- Data rows -
● ● ●

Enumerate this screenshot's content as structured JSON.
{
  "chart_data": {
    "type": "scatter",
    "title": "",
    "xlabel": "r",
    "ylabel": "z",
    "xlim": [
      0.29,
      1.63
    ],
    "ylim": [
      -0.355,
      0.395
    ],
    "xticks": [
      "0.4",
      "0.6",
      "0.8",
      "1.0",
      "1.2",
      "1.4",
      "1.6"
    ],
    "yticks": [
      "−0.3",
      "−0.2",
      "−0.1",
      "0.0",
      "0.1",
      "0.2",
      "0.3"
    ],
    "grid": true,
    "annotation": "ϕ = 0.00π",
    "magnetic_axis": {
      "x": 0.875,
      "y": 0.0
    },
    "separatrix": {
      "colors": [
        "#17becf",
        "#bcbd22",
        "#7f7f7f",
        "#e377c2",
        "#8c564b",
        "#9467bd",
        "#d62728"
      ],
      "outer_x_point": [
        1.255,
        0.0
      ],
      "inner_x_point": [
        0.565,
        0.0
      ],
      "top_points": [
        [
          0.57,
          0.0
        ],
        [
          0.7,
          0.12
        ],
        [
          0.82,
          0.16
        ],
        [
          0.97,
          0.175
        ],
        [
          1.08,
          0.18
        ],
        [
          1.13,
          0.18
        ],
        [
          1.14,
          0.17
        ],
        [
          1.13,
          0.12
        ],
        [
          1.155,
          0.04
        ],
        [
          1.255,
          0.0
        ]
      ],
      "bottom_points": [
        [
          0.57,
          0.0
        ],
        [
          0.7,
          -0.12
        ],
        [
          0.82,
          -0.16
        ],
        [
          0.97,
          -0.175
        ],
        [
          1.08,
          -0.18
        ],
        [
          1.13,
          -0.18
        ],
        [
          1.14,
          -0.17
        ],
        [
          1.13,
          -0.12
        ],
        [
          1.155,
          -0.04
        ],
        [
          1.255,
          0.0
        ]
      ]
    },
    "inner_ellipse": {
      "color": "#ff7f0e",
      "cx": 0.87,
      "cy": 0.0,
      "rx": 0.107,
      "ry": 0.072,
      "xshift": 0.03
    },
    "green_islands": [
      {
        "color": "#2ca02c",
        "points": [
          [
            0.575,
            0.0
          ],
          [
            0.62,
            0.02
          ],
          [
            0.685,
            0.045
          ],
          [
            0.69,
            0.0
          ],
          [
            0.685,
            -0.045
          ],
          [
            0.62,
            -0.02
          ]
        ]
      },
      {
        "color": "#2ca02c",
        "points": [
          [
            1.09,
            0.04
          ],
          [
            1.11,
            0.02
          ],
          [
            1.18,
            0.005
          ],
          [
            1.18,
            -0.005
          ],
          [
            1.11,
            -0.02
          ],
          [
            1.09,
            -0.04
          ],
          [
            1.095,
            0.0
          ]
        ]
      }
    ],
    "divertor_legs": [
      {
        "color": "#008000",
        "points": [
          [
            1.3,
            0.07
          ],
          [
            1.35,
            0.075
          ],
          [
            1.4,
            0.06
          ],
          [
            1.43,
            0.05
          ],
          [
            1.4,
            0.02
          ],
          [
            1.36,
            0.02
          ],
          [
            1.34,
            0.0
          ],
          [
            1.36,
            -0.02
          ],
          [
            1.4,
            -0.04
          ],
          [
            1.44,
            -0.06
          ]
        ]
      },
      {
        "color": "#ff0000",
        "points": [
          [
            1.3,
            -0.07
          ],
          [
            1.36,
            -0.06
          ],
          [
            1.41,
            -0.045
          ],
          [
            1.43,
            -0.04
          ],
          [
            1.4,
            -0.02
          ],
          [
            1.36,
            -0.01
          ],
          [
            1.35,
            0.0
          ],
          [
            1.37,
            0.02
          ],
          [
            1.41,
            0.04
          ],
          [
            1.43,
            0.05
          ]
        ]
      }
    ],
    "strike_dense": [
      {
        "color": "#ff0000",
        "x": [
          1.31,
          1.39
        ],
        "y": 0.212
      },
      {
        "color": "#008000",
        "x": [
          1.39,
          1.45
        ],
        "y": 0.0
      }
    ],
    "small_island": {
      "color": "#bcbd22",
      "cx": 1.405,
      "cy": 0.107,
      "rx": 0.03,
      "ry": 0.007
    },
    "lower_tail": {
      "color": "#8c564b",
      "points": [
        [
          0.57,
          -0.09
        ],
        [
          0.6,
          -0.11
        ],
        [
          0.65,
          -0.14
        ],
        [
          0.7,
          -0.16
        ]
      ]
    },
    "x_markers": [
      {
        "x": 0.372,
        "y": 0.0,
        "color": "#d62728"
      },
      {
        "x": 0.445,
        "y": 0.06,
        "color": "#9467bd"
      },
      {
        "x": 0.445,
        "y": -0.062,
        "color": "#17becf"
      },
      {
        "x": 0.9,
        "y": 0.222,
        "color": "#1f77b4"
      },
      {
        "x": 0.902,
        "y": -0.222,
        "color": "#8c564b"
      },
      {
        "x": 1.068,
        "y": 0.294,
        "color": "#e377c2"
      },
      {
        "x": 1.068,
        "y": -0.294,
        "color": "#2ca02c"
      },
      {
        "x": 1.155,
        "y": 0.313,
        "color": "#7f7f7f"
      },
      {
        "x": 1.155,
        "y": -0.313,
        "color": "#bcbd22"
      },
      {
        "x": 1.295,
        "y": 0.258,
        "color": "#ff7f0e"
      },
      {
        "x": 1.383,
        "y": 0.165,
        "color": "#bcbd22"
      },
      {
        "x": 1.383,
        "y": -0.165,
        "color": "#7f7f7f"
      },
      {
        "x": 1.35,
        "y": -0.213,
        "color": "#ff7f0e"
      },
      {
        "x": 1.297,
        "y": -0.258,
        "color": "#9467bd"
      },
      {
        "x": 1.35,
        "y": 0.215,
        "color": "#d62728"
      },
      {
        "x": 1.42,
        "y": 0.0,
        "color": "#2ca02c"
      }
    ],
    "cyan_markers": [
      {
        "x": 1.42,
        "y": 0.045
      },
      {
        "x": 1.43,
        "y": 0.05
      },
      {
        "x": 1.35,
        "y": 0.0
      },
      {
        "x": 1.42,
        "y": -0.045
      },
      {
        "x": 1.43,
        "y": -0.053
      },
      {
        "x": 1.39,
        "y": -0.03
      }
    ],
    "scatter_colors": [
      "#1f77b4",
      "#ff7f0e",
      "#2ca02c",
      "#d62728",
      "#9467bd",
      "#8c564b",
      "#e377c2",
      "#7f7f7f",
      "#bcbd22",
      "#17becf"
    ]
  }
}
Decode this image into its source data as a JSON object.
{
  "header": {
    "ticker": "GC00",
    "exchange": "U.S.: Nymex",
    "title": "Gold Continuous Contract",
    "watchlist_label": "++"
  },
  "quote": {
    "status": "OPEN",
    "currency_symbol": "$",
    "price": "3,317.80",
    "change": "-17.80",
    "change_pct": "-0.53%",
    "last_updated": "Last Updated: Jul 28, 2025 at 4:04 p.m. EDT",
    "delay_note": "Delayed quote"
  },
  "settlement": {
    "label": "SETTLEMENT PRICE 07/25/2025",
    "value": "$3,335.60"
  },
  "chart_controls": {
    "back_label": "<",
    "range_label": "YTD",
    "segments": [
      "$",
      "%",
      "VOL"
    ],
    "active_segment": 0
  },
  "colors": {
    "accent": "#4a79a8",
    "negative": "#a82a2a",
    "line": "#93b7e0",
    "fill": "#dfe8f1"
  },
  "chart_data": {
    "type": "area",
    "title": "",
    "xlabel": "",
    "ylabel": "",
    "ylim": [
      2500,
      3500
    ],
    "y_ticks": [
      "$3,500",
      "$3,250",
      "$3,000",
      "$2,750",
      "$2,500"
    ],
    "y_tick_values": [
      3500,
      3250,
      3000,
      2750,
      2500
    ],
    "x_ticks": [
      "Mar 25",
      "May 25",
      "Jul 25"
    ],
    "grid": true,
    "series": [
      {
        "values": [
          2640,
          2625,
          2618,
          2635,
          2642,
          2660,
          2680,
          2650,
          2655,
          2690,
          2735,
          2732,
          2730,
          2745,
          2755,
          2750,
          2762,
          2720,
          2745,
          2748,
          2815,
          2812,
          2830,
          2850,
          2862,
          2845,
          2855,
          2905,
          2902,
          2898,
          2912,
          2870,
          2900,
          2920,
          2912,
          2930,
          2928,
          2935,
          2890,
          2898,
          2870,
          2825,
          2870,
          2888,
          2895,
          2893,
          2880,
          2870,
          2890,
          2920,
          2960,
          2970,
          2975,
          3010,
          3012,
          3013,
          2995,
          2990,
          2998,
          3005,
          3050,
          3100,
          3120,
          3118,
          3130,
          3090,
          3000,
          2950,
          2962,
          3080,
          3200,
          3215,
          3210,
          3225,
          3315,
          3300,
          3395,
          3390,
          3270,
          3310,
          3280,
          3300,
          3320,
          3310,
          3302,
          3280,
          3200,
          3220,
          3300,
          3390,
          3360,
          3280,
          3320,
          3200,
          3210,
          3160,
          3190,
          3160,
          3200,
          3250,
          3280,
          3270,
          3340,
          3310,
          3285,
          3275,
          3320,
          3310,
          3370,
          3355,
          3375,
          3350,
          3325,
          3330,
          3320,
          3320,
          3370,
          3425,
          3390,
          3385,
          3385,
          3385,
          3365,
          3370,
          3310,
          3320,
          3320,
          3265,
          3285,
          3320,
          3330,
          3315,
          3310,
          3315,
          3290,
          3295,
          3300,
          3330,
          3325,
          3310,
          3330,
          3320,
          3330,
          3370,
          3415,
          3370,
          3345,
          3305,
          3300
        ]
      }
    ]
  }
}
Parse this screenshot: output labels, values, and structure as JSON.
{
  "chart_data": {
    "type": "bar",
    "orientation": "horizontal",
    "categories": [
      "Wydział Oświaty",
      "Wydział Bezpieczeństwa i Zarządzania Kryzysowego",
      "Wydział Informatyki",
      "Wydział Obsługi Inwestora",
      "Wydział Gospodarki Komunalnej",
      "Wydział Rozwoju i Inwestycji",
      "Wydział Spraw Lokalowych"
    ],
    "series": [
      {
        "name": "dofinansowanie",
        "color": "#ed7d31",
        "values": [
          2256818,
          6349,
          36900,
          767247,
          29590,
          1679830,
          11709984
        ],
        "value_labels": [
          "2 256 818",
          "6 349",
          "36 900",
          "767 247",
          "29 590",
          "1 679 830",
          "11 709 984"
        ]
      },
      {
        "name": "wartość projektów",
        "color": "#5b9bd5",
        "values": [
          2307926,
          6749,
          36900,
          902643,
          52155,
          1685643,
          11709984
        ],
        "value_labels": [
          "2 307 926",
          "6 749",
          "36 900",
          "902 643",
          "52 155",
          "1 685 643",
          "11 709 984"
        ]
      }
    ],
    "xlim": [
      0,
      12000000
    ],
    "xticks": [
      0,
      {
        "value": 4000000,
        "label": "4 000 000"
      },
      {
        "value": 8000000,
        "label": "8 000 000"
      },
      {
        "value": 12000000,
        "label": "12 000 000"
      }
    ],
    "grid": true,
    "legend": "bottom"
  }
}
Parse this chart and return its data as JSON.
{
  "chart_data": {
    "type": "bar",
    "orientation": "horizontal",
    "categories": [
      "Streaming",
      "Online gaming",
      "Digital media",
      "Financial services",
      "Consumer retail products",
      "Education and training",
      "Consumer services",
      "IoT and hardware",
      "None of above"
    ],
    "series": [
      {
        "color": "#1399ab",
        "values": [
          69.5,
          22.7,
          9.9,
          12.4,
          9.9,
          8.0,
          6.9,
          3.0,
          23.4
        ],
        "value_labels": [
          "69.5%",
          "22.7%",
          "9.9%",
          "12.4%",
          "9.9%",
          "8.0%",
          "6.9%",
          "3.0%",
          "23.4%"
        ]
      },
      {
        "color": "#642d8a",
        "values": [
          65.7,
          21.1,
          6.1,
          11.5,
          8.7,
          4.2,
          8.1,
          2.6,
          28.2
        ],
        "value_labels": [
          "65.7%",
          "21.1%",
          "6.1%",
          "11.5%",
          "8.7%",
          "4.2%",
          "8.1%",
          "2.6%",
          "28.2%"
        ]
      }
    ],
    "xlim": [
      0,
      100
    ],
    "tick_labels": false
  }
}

● ● ●

- Brief -
Filter the records down to the lines that contain the string "Parse", and copy those lines.

- Solution -
Parse this screenshot: output labels, values, and structure as JSON.
Parse this chart and return its data as JSON.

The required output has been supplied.